| Requirements |
Copy the material below verbatim, starting at its first line and ending with the line that contains "324, 423, 329]", including both of those lines.

(Records in a dataset)
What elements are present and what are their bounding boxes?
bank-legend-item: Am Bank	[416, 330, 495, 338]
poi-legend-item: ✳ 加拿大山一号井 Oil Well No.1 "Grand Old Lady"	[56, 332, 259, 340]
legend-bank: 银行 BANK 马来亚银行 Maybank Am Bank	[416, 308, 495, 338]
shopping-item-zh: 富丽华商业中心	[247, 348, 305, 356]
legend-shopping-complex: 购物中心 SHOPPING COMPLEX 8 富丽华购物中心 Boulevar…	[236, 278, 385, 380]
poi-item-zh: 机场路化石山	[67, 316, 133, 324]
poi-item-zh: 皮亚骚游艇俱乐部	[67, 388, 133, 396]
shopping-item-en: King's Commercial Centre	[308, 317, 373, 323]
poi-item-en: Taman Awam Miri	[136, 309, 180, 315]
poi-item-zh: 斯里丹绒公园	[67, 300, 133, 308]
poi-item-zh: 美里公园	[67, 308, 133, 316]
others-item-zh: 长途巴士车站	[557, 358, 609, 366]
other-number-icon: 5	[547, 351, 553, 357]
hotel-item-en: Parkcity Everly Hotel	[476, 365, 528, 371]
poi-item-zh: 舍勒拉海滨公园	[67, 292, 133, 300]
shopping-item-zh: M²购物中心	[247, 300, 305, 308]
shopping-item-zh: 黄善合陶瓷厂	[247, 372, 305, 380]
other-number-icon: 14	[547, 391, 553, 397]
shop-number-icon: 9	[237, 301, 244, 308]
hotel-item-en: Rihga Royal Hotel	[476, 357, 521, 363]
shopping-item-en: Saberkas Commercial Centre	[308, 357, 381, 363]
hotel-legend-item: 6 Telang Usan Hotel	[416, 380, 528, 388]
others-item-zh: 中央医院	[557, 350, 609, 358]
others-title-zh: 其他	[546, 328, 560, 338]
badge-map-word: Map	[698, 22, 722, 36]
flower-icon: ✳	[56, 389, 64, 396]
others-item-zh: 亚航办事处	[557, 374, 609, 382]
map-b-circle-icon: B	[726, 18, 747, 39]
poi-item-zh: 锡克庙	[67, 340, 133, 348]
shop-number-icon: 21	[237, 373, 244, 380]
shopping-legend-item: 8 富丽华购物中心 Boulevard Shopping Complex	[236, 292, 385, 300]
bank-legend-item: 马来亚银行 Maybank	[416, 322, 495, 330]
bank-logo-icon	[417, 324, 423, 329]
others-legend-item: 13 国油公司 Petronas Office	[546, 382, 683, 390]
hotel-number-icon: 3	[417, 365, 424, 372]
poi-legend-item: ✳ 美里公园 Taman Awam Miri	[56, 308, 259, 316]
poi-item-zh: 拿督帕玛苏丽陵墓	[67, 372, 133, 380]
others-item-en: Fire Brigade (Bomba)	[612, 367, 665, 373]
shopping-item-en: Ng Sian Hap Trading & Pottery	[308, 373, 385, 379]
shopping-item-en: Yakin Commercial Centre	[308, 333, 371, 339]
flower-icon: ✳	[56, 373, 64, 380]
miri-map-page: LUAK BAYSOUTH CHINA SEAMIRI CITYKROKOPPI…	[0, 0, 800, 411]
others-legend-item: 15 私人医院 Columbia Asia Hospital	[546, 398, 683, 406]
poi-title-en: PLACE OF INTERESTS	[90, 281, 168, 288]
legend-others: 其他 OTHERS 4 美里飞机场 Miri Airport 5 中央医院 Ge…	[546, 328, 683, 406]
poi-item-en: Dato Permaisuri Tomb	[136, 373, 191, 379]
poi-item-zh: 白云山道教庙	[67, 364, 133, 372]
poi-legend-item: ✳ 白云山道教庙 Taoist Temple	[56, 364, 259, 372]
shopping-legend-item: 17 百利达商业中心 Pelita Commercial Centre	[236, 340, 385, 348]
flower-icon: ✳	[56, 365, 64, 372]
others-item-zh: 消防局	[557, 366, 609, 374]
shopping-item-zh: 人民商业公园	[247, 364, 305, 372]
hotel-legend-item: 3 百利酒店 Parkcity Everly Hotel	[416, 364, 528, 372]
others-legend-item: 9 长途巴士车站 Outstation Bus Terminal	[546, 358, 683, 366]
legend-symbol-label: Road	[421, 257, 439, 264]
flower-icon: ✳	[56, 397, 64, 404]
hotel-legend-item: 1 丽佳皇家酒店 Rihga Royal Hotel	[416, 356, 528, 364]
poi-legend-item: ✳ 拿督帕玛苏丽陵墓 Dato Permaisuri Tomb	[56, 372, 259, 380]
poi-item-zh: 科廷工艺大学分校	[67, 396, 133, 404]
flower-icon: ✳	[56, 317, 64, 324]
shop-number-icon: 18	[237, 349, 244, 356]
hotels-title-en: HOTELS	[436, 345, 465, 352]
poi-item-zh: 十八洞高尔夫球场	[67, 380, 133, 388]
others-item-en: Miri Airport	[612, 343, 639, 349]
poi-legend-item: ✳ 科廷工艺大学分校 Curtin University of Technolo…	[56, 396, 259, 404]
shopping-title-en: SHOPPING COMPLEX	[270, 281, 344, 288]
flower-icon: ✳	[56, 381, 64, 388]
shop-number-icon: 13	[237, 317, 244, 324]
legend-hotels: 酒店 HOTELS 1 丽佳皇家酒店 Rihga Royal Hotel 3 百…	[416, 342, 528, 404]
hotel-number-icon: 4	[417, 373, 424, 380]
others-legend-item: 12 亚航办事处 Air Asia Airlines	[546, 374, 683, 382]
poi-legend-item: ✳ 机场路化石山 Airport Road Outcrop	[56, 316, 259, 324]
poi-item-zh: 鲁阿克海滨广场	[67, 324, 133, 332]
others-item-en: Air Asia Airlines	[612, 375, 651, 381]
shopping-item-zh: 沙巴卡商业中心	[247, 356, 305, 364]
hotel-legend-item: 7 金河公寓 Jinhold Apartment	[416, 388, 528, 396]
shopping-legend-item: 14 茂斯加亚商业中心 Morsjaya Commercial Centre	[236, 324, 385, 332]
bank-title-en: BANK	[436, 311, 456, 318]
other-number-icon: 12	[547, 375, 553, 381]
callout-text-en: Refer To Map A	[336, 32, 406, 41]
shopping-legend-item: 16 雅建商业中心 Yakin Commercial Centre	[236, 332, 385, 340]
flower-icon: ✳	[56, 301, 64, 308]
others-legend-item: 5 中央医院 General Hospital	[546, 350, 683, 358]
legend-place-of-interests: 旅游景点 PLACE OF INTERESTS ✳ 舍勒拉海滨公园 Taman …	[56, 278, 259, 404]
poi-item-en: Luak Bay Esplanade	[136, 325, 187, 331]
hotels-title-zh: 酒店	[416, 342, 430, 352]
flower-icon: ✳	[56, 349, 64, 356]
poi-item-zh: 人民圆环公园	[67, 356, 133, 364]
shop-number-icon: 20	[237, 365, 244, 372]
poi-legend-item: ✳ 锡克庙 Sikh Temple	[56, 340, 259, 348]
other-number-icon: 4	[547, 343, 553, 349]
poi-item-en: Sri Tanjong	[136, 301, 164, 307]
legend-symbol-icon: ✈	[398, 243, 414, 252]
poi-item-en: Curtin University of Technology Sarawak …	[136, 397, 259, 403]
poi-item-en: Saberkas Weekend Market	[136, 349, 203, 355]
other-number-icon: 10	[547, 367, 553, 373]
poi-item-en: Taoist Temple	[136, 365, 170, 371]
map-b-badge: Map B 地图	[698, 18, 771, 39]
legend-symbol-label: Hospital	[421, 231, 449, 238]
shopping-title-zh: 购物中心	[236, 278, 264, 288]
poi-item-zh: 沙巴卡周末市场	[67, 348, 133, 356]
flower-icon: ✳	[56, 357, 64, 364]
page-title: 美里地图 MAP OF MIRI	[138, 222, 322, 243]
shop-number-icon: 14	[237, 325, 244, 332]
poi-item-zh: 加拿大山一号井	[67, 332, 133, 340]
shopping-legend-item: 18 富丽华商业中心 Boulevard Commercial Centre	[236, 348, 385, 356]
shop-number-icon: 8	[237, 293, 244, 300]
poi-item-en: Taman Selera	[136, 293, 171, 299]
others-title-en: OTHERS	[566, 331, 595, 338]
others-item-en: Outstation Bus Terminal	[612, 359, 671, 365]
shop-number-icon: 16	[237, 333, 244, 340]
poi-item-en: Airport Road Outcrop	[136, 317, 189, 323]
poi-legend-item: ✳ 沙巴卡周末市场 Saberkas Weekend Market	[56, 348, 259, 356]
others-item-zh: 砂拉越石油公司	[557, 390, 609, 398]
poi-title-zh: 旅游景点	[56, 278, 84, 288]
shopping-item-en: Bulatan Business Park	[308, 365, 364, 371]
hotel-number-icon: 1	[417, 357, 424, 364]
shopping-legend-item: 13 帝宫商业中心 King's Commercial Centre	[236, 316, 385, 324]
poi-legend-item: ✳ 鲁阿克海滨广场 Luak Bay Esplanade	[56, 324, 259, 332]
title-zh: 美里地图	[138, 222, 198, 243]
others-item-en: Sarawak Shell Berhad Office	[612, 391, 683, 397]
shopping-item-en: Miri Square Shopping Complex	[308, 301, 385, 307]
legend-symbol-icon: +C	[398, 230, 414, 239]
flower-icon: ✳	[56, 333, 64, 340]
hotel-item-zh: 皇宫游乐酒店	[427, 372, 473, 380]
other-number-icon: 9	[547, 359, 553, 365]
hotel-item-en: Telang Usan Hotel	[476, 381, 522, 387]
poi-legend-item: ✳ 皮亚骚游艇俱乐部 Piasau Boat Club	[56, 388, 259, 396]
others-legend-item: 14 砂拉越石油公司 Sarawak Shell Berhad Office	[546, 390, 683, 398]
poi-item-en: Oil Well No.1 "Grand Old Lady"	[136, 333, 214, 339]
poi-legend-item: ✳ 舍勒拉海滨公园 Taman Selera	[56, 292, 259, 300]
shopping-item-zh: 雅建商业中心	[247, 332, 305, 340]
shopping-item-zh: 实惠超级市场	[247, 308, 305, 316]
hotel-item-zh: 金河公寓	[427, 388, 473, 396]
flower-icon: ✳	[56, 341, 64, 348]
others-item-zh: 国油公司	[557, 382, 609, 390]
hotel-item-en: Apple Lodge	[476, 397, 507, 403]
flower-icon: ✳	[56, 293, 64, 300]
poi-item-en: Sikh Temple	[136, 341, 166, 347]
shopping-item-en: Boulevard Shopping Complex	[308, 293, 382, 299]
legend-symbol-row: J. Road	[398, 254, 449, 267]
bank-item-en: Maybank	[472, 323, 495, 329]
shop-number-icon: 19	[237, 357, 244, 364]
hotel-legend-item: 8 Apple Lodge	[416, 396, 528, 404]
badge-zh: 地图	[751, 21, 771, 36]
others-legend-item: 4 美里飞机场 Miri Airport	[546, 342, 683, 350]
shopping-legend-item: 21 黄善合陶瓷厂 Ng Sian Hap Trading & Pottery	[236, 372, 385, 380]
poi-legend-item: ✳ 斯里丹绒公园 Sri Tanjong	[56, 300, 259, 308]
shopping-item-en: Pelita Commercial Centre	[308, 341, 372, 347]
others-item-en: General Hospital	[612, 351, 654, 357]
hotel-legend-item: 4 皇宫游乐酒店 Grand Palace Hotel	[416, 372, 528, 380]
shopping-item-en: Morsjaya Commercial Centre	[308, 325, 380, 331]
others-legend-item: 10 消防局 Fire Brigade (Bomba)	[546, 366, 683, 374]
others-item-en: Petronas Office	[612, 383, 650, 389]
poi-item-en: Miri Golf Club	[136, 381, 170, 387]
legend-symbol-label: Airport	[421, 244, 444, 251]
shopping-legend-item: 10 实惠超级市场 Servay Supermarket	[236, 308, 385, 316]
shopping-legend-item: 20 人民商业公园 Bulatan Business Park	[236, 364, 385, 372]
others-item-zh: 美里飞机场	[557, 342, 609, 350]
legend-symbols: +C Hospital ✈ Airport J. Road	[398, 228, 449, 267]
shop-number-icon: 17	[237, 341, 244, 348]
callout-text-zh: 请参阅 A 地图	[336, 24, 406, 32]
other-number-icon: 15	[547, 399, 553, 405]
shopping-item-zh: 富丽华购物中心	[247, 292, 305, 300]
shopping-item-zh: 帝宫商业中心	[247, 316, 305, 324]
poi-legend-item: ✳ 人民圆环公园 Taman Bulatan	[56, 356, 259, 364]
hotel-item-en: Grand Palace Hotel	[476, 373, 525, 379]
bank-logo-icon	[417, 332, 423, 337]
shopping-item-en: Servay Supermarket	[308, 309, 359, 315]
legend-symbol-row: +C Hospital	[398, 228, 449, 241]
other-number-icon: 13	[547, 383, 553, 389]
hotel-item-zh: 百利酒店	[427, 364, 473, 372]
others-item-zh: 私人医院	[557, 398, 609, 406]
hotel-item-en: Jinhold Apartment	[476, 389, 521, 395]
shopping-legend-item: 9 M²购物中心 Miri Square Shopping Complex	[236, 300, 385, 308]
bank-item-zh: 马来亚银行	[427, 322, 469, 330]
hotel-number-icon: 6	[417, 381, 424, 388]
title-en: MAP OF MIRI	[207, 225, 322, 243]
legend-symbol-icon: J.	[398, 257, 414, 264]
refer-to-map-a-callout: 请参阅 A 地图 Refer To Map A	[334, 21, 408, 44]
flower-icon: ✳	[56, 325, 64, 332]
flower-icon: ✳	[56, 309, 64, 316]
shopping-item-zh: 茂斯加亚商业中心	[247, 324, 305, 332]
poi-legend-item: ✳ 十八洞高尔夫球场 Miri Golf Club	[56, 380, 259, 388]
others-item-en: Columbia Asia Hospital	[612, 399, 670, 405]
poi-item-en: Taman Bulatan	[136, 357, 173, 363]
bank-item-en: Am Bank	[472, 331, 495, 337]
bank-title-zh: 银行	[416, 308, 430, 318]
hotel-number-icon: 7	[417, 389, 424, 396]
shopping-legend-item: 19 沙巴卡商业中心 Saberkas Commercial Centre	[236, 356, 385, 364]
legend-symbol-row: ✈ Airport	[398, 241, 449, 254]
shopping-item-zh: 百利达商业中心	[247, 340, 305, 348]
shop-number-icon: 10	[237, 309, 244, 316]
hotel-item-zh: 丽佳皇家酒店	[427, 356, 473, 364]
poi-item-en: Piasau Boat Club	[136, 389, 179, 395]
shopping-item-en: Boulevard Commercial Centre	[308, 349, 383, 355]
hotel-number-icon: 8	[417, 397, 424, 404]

| Answer to this problem |
What elements are present and what are their bounding boxes?
bank-legend-item: Am Bank	[416, 330, 495, 338]
poi-legend-item: ✳ 加拿大山一号井 Oil Well No.1 "Grand Old Lady"	[56, 332, 259, 340]
legend-bank: 银行 BANK 马来亚银行 Maybank Am Bank	[416, 308, 495, 338]
shopping-item-zh: 富丽华商业中心	[247, 348, 305, 356]
legend-shopping-complex: 购物中心 SHOPPING COMPLEX 8 富丽华购物中心 Boulevar…	[236, 278, 385, 380]
poi-item-zh: 机场路化石山	[67, 316, 133, 324]
poi-item-zh: 皮亚骚游艇俱乐部	[67, 388, 133, 396]
shopping-item-en: King's Commercial Centre	[308, 317, 373, 323]
poi-item-en: Taman Awam Miri	[136, 309, 180, 315]
poi-item-zh: 斯里丹绒公园	[67, 300, 133, 308]
poi-item-zh: 美里公园	[67, 308, 133, 316]
others-item-zh: 长途巴士车站	[557, 358, 609, 366]
other-number-icon: 5	[547, 351, 553, 357]
hotel-item-en: Parkcity Everly Hotel	[476, 365, 528, 371]
poi-item-zh: 舍勒拉海滨公园	[67, 292, 133, 300]
shopping-item-zh: M²购物中心	[247, 300, 305, 308]
shopping-item-zh: 黄善合陶瓷厂	[247, 372, 305, 380]
other-number-icon: 14	[547, 391, 553, 397]
shop-number-icon: 9	[237, 301, 244, 308]
hotel-item-en: Rihga Royal Hotel	[476, 357, 521, 363]
shopping-item-en: Saberkas Commercial Centre	[308, 357, 381, 363]
hotel-legend-item: 6 Telang Usan Hotel	[416, 380, 528, 388]
others-item-zh: 中央医院	[557, 350, 609, 358]
others-title-zh: 其他	[546, 328, 560, 338]
badge-map-word: Map	[698, 22, 722, 36]
flower-icon: ✳	[56, 389, 64, 396]
others-item-zh: 亚航办事处	[557, 374, 609, 382]
map-b-circle-icon: B	[726, 18, 747, 39]
poi-item-zh: 锡克庙	[67, 340, 133, 348]
shop-number-icon: 21	[237, 373, 244, 380]
shopping-legend-item: 8 富丽华购物中心 Boulevard Shopping Complex	[236, 292, 385, 300]
bank-legend-item: 马来亚银行 Maybank	[416, 322, 495, 330]
bank-logo-icon	[417, 324, 423, 329]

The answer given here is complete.